== Objective ==
How many of the lines here include "color"? Answer with a single number.

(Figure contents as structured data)

******************************

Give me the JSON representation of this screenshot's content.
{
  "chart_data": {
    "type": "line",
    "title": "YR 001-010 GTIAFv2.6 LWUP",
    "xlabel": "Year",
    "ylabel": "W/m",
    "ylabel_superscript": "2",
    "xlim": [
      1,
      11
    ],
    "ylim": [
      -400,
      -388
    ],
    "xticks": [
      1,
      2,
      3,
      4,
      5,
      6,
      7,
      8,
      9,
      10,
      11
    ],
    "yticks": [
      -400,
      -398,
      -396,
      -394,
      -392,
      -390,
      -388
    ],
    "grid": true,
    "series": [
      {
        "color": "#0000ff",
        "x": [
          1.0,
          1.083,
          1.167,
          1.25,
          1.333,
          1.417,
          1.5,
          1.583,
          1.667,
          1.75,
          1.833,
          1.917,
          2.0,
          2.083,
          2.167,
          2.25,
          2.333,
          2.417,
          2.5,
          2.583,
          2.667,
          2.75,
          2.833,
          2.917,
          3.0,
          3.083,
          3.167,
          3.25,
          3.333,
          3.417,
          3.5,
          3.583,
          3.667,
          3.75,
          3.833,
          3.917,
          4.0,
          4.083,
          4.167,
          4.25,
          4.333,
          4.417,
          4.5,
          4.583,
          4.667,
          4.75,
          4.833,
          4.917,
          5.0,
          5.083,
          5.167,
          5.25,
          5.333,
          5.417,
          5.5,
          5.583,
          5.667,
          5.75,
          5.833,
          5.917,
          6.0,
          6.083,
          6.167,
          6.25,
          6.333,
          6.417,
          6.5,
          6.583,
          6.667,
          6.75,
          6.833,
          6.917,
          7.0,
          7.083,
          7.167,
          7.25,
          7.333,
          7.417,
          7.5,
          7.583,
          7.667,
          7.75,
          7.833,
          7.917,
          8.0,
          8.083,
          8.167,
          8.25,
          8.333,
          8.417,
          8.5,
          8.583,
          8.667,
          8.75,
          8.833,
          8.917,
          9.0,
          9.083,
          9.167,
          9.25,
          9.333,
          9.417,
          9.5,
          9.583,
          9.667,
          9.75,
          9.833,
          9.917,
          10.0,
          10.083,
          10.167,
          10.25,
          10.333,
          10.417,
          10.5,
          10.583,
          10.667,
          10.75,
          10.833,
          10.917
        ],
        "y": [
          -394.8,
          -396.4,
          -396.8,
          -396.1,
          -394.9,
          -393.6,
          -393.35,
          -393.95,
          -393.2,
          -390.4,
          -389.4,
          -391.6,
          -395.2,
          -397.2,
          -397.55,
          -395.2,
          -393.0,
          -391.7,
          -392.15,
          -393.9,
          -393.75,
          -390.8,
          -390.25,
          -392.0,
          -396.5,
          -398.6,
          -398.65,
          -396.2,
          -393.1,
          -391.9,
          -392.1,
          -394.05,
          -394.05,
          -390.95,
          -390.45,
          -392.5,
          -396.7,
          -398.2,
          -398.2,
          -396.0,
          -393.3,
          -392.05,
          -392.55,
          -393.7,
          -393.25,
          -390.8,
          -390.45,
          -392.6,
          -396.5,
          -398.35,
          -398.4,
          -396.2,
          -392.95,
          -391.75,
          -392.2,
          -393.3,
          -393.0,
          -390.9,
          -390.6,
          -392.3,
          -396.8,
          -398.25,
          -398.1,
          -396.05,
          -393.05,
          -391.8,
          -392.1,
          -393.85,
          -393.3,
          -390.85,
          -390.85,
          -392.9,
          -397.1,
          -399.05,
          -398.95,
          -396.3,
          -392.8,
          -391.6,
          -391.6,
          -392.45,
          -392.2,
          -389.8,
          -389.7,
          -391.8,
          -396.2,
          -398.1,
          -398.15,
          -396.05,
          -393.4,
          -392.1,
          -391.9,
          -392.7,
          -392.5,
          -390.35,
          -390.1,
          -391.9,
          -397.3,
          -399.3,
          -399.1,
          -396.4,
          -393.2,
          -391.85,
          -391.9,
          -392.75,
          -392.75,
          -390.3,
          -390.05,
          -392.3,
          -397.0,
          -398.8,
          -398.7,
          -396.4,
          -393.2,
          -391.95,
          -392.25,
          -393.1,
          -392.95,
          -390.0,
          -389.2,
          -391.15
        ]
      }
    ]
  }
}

******************************

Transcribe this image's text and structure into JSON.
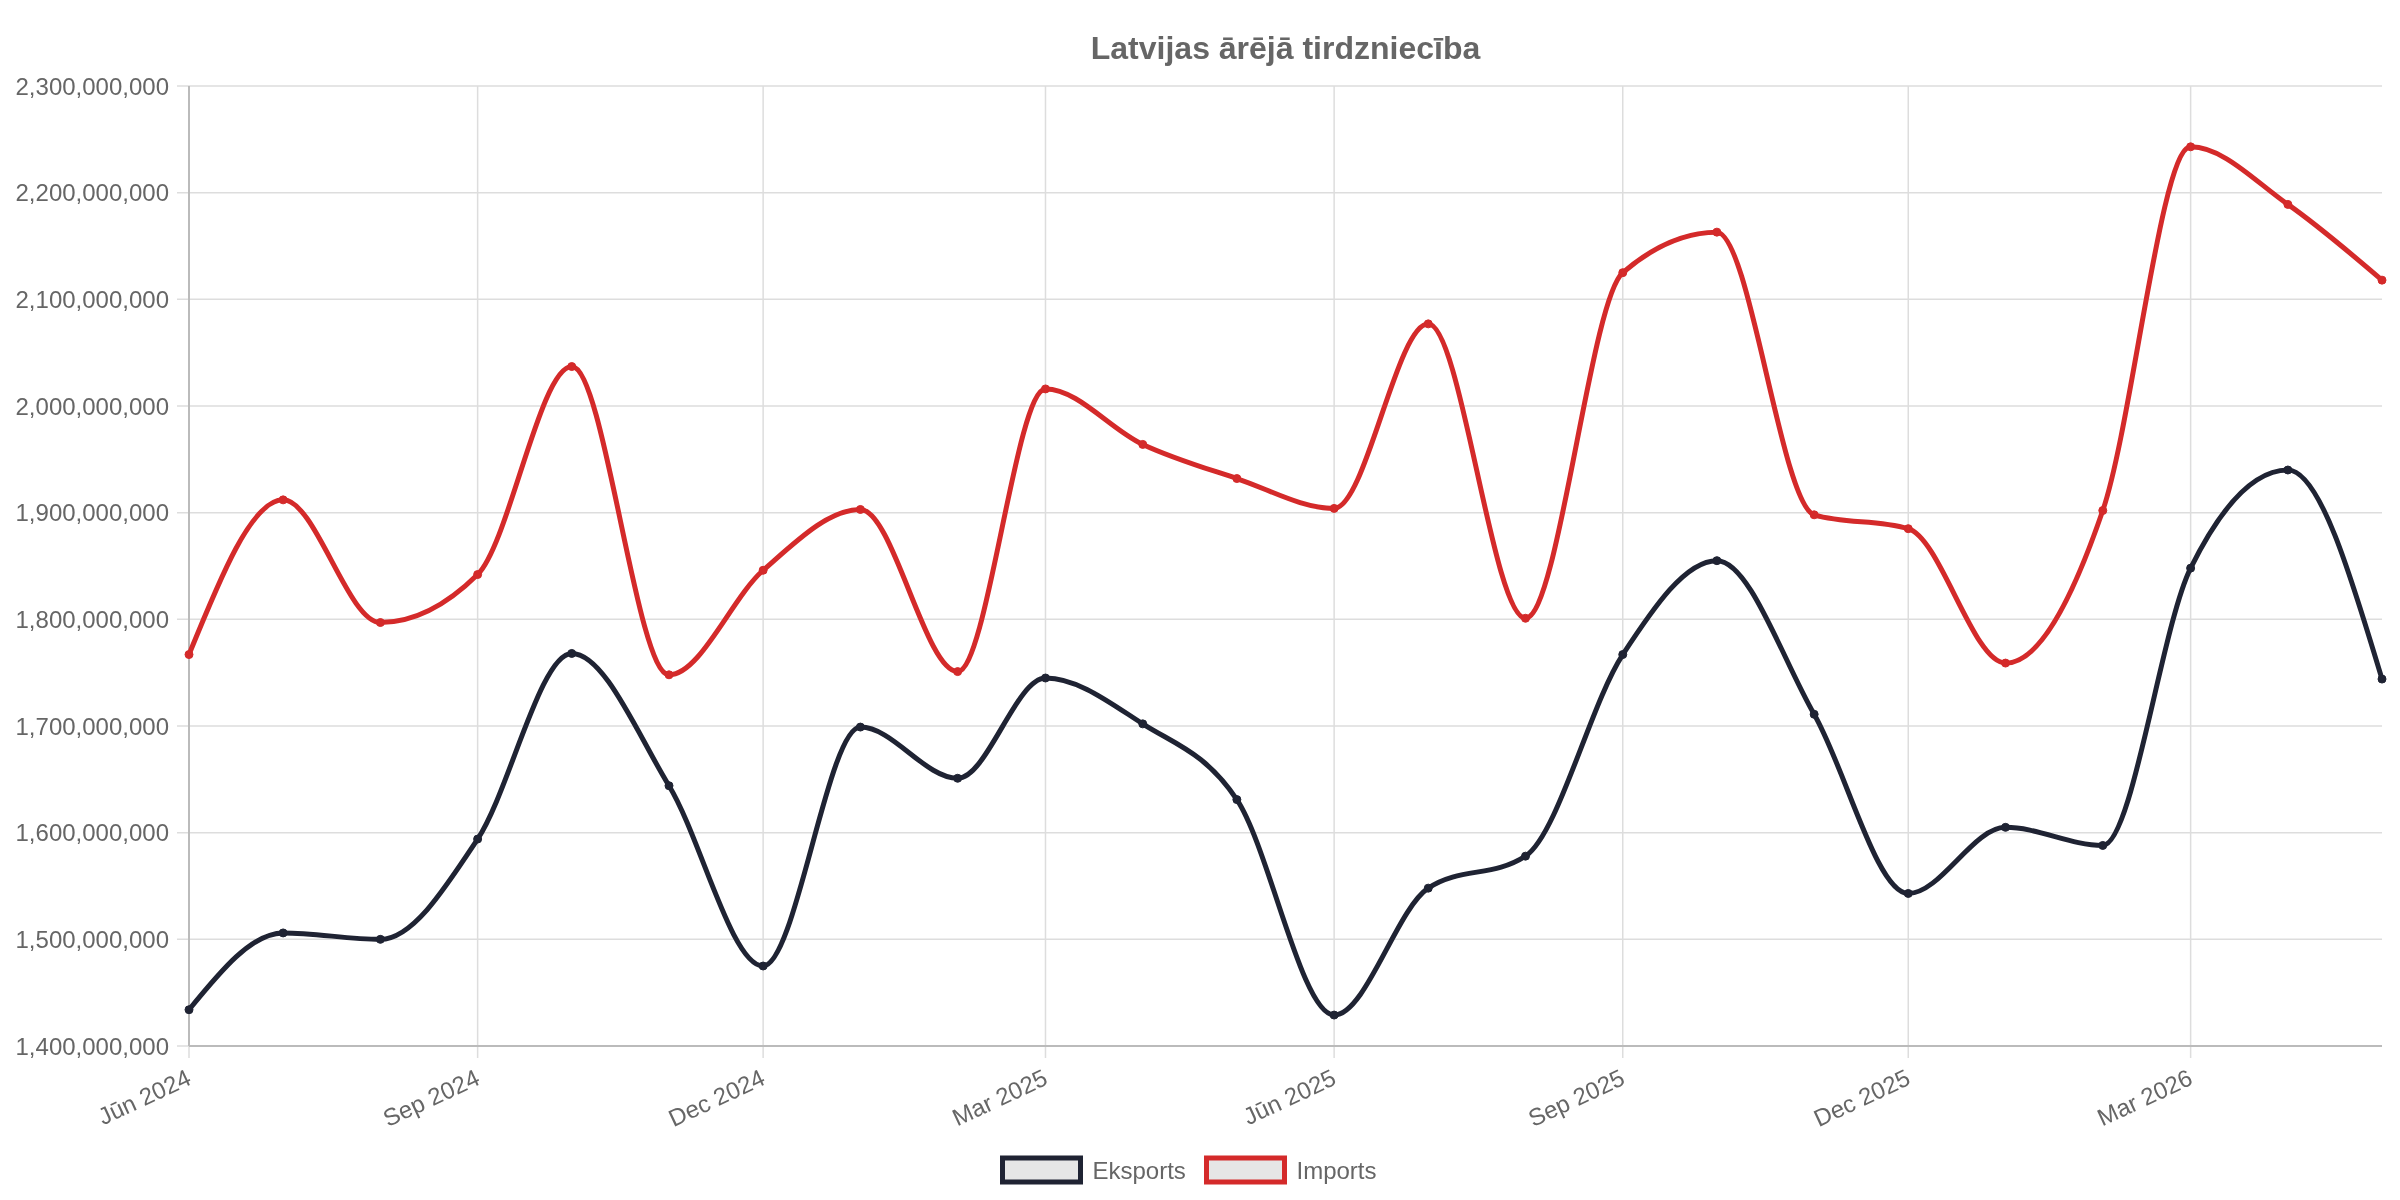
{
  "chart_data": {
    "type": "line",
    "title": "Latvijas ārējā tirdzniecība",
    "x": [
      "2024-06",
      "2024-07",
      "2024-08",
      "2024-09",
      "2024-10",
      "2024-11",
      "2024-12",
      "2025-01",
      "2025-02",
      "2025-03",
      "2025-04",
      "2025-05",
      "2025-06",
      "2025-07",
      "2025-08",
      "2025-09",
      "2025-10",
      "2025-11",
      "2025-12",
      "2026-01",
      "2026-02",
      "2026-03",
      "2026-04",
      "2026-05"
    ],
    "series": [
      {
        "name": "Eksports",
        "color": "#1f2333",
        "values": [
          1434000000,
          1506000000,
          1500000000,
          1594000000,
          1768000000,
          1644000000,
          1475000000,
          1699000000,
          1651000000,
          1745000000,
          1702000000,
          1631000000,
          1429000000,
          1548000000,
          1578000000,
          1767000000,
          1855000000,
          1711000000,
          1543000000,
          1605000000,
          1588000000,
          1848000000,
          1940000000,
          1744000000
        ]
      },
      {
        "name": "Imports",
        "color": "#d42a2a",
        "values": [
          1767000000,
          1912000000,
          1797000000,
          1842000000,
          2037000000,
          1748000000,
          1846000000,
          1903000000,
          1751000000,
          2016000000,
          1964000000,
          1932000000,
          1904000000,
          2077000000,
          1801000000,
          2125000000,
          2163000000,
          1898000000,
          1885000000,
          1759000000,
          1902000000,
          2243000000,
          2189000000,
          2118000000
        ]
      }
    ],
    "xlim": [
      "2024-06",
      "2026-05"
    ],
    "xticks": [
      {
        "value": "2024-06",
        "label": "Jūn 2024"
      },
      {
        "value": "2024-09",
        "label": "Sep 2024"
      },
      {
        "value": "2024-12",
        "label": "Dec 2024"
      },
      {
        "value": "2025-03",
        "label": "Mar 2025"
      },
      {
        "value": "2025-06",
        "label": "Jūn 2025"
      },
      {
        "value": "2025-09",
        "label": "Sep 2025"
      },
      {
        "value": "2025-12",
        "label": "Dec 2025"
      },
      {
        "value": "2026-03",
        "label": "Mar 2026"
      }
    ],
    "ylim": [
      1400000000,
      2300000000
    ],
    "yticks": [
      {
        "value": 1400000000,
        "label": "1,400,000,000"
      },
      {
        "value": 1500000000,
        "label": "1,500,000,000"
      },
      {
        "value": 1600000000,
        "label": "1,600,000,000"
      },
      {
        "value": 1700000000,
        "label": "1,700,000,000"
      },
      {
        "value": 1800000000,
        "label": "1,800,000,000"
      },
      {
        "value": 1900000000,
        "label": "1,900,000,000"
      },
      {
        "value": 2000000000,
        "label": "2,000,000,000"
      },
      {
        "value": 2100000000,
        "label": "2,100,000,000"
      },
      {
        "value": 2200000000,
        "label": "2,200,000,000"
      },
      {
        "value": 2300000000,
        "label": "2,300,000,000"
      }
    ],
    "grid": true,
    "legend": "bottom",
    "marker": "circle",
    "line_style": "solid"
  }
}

******************************

== The reply ==
3